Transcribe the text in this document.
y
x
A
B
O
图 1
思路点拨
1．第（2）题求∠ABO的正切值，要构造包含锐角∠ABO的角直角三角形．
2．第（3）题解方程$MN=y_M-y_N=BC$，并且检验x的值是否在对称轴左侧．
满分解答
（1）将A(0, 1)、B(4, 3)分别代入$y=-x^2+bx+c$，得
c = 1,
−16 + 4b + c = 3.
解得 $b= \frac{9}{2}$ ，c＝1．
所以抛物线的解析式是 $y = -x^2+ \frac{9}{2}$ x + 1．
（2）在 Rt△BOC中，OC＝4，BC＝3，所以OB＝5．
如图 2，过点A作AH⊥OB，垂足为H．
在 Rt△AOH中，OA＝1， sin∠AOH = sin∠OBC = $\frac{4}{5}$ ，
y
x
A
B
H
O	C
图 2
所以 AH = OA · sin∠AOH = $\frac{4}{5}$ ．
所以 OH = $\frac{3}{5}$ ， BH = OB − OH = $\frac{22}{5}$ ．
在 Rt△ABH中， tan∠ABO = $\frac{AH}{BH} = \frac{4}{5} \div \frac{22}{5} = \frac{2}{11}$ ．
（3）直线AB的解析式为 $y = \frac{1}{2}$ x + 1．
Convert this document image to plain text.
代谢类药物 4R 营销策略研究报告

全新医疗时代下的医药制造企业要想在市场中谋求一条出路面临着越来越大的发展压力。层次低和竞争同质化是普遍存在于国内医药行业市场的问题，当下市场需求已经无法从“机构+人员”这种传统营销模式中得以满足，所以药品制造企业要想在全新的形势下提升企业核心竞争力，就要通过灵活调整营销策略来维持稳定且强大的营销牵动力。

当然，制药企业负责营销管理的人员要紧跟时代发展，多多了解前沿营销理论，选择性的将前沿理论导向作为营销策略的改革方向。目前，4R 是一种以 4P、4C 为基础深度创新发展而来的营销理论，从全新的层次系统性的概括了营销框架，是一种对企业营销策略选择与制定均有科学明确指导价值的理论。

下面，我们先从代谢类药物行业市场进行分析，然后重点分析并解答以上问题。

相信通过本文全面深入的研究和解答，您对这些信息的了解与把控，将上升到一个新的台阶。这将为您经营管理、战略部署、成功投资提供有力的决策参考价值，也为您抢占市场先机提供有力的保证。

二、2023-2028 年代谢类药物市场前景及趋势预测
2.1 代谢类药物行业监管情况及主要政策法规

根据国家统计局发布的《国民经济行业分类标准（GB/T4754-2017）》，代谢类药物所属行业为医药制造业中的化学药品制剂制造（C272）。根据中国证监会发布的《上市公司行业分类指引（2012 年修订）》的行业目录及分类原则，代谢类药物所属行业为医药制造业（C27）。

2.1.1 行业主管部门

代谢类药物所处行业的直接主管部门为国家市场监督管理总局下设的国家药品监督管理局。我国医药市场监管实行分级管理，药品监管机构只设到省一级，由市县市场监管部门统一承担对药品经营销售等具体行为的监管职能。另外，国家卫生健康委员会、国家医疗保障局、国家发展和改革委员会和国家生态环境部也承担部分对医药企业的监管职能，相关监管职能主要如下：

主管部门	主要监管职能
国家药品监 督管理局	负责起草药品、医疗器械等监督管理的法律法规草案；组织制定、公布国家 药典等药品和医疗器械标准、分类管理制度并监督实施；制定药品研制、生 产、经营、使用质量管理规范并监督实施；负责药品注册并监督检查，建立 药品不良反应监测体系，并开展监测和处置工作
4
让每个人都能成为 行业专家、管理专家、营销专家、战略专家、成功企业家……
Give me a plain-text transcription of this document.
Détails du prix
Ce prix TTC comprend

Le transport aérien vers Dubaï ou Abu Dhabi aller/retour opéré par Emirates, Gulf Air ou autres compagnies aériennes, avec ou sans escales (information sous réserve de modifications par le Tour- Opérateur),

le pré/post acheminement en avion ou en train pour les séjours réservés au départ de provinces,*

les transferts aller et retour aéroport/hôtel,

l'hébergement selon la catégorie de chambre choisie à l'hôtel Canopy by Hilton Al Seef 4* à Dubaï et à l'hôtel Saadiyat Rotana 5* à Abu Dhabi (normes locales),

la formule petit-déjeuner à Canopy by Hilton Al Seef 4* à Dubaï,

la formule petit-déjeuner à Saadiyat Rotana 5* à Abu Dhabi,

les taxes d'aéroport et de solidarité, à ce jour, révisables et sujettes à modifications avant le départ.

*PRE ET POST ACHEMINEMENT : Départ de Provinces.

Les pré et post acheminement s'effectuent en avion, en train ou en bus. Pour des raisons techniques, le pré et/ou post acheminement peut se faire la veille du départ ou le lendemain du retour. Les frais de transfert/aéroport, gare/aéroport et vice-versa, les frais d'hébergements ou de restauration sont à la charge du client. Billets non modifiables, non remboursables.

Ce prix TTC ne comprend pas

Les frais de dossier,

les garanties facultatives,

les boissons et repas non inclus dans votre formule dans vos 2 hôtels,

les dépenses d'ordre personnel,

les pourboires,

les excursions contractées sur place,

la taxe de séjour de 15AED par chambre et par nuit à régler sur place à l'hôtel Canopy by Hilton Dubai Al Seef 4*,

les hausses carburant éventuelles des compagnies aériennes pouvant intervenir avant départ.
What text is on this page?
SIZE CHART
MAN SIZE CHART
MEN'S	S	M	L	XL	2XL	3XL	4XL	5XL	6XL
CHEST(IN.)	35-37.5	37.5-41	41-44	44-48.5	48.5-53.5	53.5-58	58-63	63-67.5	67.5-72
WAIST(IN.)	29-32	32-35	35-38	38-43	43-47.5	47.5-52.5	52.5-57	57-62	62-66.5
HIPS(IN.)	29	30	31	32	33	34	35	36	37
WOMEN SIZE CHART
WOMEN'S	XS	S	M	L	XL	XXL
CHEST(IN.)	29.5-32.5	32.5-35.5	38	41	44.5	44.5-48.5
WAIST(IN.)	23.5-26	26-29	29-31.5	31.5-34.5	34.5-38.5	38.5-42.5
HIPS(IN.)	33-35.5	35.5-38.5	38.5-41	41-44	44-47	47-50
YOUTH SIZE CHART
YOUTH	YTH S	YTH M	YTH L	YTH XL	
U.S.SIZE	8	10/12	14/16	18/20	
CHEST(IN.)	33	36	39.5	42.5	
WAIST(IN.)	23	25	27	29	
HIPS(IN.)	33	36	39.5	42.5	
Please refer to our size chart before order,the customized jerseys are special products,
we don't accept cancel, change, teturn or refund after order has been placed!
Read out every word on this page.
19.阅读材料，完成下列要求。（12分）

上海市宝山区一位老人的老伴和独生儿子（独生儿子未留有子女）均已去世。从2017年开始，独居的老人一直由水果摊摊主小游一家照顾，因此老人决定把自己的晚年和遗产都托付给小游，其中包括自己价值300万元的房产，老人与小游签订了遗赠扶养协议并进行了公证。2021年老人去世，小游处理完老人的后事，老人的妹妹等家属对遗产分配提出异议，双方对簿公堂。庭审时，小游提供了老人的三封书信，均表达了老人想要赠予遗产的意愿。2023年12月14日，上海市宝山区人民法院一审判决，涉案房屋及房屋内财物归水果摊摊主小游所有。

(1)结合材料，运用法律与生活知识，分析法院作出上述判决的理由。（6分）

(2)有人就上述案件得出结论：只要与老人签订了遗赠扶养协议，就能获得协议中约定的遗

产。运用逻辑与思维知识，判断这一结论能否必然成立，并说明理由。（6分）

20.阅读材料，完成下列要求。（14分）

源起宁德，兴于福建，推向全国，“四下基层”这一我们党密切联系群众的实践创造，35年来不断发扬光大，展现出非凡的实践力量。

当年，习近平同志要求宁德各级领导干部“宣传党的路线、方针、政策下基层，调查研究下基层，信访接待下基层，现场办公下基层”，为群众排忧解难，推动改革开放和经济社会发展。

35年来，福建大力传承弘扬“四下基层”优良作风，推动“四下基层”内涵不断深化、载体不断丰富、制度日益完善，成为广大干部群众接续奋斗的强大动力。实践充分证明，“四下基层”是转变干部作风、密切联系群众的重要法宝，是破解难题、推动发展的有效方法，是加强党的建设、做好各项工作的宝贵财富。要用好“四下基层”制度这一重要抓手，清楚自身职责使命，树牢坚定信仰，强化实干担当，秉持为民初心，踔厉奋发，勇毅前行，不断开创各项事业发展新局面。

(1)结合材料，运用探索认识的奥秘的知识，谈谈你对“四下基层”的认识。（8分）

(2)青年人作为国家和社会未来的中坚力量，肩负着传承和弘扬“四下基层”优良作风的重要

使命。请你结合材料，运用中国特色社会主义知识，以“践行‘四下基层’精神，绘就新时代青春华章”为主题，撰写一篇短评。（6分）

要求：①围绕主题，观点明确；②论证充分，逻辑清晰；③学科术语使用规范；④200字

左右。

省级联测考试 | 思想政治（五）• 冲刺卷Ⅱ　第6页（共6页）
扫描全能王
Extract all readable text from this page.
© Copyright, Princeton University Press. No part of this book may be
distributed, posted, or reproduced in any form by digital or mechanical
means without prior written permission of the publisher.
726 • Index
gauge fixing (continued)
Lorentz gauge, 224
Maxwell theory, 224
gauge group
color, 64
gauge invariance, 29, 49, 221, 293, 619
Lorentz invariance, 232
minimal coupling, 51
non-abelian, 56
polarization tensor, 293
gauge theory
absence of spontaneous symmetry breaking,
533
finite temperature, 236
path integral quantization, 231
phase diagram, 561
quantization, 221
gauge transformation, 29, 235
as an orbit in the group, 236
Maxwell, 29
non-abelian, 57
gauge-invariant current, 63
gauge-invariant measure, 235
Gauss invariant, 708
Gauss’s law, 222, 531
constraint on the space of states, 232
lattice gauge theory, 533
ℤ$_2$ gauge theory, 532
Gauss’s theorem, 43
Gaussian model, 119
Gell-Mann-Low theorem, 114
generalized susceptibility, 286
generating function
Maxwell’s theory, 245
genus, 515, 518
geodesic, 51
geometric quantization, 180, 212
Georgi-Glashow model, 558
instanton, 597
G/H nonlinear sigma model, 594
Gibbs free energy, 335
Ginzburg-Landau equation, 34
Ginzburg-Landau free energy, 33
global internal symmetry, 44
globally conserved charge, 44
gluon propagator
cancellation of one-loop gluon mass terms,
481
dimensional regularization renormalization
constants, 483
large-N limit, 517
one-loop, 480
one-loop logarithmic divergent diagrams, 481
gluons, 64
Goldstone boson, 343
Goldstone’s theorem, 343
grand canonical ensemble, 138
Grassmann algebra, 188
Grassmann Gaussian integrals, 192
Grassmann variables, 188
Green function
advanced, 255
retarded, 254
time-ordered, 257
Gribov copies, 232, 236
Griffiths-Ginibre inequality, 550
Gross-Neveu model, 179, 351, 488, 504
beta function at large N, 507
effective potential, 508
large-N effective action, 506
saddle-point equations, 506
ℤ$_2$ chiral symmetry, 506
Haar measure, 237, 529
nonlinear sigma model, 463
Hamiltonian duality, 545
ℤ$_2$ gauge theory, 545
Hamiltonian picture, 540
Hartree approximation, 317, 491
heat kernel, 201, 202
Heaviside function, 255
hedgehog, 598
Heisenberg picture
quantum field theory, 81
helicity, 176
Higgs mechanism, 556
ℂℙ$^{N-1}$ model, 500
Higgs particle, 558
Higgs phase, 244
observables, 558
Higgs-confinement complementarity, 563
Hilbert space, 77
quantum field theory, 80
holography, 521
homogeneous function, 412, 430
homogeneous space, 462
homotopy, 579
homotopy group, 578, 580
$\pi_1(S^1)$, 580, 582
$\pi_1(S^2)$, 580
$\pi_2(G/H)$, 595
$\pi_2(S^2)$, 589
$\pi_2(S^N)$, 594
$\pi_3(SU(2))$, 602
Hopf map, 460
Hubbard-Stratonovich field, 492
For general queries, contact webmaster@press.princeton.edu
-.-.-
§ What you have to do
Out of the records, collect only those lines that contain the string "aériennes".

§ The answer
Le transport aérien vers Dubaï ou Abu Dhabi aller/retour opéré par Emirates, Gulf Air ou autres compagnies aériennes, avec ou sans escales (information sous réserve de modifications par le Tour- Opérateur),
les hausses carburant éventuelles des compagnies aériennes pouvant intervenir avant départ.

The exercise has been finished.